◆ **Task goal**: Output every entry exactly as written.

Extracted material start

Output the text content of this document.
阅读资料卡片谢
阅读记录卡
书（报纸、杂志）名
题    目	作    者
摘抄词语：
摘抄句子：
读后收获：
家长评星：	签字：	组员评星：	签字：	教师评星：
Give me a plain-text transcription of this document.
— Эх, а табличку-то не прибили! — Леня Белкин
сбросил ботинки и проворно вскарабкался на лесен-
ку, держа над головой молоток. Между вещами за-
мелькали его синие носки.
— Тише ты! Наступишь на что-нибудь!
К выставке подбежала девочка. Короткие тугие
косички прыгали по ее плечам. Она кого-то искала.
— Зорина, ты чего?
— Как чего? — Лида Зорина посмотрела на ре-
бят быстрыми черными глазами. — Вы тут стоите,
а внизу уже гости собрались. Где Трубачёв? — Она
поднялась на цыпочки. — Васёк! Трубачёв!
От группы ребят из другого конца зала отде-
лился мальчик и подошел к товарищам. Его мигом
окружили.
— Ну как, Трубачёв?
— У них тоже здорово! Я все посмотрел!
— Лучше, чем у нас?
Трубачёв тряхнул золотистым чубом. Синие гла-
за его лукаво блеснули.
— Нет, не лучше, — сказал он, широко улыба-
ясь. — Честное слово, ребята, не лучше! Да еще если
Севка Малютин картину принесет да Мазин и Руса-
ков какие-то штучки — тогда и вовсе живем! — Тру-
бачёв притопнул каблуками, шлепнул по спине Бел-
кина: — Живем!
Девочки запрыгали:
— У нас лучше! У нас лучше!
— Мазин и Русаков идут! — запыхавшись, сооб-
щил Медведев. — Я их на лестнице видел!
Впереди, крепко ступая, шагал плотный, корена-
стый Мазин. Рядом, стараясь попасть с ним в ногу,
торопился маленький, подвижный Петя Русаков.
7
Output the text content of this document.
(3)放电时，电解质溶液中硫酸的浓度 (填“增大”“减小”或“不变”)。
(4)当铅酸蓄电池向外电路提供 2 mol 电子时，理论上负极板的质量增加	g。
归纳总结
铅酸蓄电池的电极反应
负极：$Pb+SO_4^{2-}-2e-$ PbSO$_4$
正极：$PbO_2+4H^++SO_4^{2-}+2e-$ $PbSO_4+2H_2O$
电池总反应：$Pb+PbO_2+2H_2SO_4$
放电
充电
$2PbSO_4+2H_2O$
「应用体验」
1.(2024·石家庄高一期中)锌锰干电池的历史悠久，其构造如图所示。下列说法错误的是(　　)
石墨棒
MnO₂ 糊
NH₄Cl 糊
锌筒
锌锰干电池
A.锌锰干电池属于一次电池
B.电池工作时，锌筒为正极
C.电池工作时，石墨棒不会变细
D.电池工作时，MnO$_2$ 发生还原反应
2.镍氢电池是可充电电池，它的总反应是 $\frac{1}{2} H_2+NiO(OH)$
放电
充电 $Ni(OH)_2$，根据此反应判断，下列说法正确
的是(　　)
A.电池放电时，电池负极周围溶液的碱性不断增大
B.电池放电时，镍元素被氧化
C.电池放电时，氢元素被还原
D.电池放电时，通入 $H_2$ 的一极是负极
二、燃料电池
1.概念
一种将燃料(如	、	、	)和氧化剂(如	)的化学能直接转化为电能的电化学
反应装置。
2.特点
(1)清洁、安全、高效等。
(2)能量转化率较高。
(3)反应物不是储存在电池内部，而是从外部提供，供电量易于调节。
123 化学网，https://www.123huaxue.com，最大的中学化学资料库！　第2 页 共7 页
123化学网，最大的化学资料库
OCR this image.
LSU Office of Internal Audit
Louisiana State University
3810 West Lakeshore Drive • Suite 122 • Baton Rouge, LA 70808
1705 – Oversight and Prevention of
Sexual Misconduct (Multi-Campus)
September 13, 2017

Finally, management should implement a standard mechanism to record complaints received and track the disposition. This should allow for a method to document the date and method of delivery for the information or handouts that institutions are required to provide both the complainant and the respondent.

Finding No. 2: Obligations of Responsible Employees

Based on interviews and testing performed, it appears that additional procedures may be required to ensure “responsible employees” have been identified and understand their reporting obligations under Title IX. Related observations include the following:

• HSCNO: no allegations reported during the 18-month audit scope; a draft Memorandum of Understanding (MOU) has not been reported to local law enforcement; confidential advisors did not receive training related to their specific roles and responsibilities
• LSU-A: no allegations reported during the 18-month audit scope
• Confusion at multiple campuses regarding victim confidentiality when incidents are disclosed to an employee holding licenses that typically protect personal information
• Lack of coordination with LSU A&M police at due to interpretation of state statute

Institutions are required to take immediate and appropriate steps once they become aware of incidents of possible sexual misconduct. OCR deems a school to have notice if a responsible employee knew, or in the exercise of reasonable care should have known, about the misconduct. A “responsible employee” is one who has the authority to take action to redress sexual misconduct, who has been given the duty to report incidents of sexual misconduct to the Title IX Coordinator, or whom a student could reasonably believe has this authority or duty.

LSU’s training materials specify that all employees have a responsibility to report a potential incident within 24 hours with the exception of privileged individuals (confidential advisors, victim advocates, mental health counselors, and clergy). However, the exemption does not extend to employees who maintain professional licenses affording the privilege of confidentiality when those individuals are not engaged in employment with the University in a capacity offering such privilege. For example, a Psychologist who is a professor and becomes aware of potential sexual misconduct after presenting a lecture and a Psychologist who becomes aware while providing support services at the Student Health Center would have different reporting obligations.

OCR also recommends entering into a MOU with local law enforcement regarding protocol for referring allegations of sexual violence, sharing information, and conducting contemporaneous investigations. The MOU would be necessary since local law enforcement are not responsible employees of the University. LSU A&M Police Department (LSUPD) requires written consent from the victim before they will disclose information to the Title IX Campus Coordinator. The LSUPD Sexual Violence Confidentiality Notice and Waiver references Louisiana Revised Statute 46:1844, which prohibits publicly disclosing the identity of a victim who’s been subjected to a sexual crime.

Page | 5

Extracted material end

◆ **Solved exercise**:
Output the text content of this document.
阅读资料卡片谢
阅读记录卡
书（报纸、杂志）名
题    目	作    者
摘抄词语：
摘抄句子：
读后收获：
家长评星：	签字：	组员评星：	签字：	教师评星：
Give me a plain-text transcription of this document.
— Эх, а табличку-то не прибили! — Леня Белкин
сбросил ботинки и проворно вскарабкался на лесен-
ку, держа над головой молоток. Между вещами за-
мелькали его синие носки.
— Тише ты! Наступишь на что-нибудь!
К выставке подбежала девочка. Короткие тугие
косички прыгали по ее плечам. Она кого-то искала.
— Зорина, ты чего?
— Как чего? — Лида Зорина посмотрела на ре-
бят быстрыми черными глазами. — Вы тут стоите,
а внизу уже гости собрались. Где Трубачёв? — Она
поднялась на цыпочки. — Васёк! Трубачёв!
От группы ребят из другого конца зала отде-
лился мальчик и подошел к товарищам. Его мигом
окружили.
— Ну как, Трубачёв?
— У них тоже здорово! Я все посмотрел!
— Лучше, чем у нас?
Трубачёв тряхнул золотистым чубом. Синие гла-
за его лукаво блеснули.
— Нет, не лучше, — сказал он, широко улыба-
ясь. — Честное слово, ребята, не лучше! Да еще если
Севка Малютин картину принесет да Мазин и Руса-
ков какие-то штучки — тогда и вовсе живем! — Тру-
бачёв притопнул каблуками, шлепнул по спине Бел-
кина: — Живем!
Девочки запрыгали:
— У нас лучше! У нас лучше!
— Мазин и Русаков идут! — запыхавшись, сооб-
щил Медведев. — Я их на лестнице видел!
Впереди, крепко ступая, шагал плотный, корена-
стый Мазин. Рядом, стараясь попасть с ним в ногу,
торопился маленький, подвижный Петя Русаков.
7
Output the text content of this document.
(3)放电时，电解质溶液中硫酸的浓度 (填“增大”“减小”或“不变”)。
(4)当铅酸蓄电池向外电路提供 2 mol 电子时，理论上负极板的质量增加	g。
归纳总结
铅酸蓄电池的电极反应
负极：$Pb+SO_4^{2-}-2e-$ PbSO$_4$
正极：$PbO_2+4H^++SO_4^{2-}+2e-$ $PbSO_4+2H_2O$
电池总反应：$Pb+PbO_2+2H_2SO_4$
放电
充电
$2PbSO_4+2H_2O$
「应用体验」
1.(2024·石家庄高一期中)锌锰干电池的历史悠久，其构造如图所示。下列说法错误的是(　　)
石墨棒
MnO₂ 糊
NH₄Cl 糊
锌筒
锌锰干电池
A.锌锰干电池属于一次电池
B.电池工作时，锌筒为正极
C.电池工作时，石墨棒不会变细
D.电池工作时，MnO$_2$ 发生还原反应
2.镍氢电池是可充电电池，它的总反应是 $\frac{1}{2} H_2+NiO(OH)$
放电
充电 $Ni(OH)_2$，根据此反应判断，下列说法正确
的是(　　)
A.电池放电时，电池负极周围溶液的碱性不断增大
B.电池放电时，镍元素被氧化
C.电池放电时，氢元素被还原
D.电池放电时，通入 $H_2$ 的一极是负极
二、燃料电池
1.概念
一种将燃料(如	、	、	)和氧化剂(如	)的化学能直接转化为电能的电化学
反应装置。
2.特点
(1)清洁、安全、高效等。
(2)能量转化率较高。
(3)反应物不是储存在电池内部，而是从外部提供，供电量易于调节。
123 化学网，https://www.123huaxue.com，最大的中学化学资料库！　第2 页 共7 页
123化学网，最大的化学资料库
OCR this image.
LSU Office of Internal Audit
Louisiana State University
3810 West Lakeshore Drive • Suite 122 • Baton Rouge, LA 70808
1705 – Oversight and Prevention of
Sexual Misconduct (Multi-Campus)
September 13, 2017

Finally, management should implement a standard mechanism to record complaints received and track the disposition. This should allow for a method to document the date and method of delivery for the information or handouts that institutions are required to provide both the complainant and the respondent.

Finding No. 2: Obligations of Responsible Employees

Based on interviews and testing performed, it appears that additional procedures may be required to ensure “responsible employees” have been identified and understand their reporting obligations under Title IX. Related observations include the following:

• HSCNO: no allegations reported during the 18-month audit scope; a draft Memorandum of Understanding (MOU) has not been reported to local law enforcement; confidential advisors did not receive training related to their specific roles and responsibilities
• LSU-A: no allegations reported during the 18-month audit scope
• Confusion at multiple campuses regarding victim confidentiality when incidents are disclosed to an employee holding licenses that typically protect personal information
• Lack of coordination with LSU A&M police at due to interpretation of state statute

Institutions are required to take immediate and appropriate steps once they become aware of incidents of possible sexual misconduct. OCR deems a school to have notice if a responsible employee knew, or in the exercise of reasonable care should have known, about the misconduct. A “responsible employee” is one who has the authority to take action to redress sexual misconduct, who has been given the duty to report incidents of sexual misconduct to the Title IX Coordinator, or whom a student could reasonably believe has this authority or duty.

LSU’s training materials specify that all employees have a responsibility to report a potential incident within 24 hours with the exception of privileged individuals (confidential advisors, victim advocates, mental health counselors, and clergy). However, the exemption does not extend to employees who maintain professional licenses affording the privilege of confidentiality when those individuals are not engaged in employment with the University in a capacity offering such privilege. For example, a Psychologist who is a professor and becomes aware of potential sexual misconduct after presenting a lecture and a Psychologist who becomes aware while providing support services at the Student Health Center would have different reporting obligations.

OCR also recommends entering into a MOU with local law enforcement regarding protocol for referring allegations of sexual violence, sharing information, and conducting contemporaneous investigations. The MOU would be necessary since local law enforcement are not responsible employees of the University. LSU A&M Police Department (LSUPD) requires written consent from the victim before they will disclose information to the Title IX Campus Coordinator. The LSUPD Sexual Violence Confidentiality Notice and Waiver references Louisiana Revised Statute 46:1844, which prohibits publicly disclosing the identity of a victim who’s been subjected to a sexual crime.

Page | 5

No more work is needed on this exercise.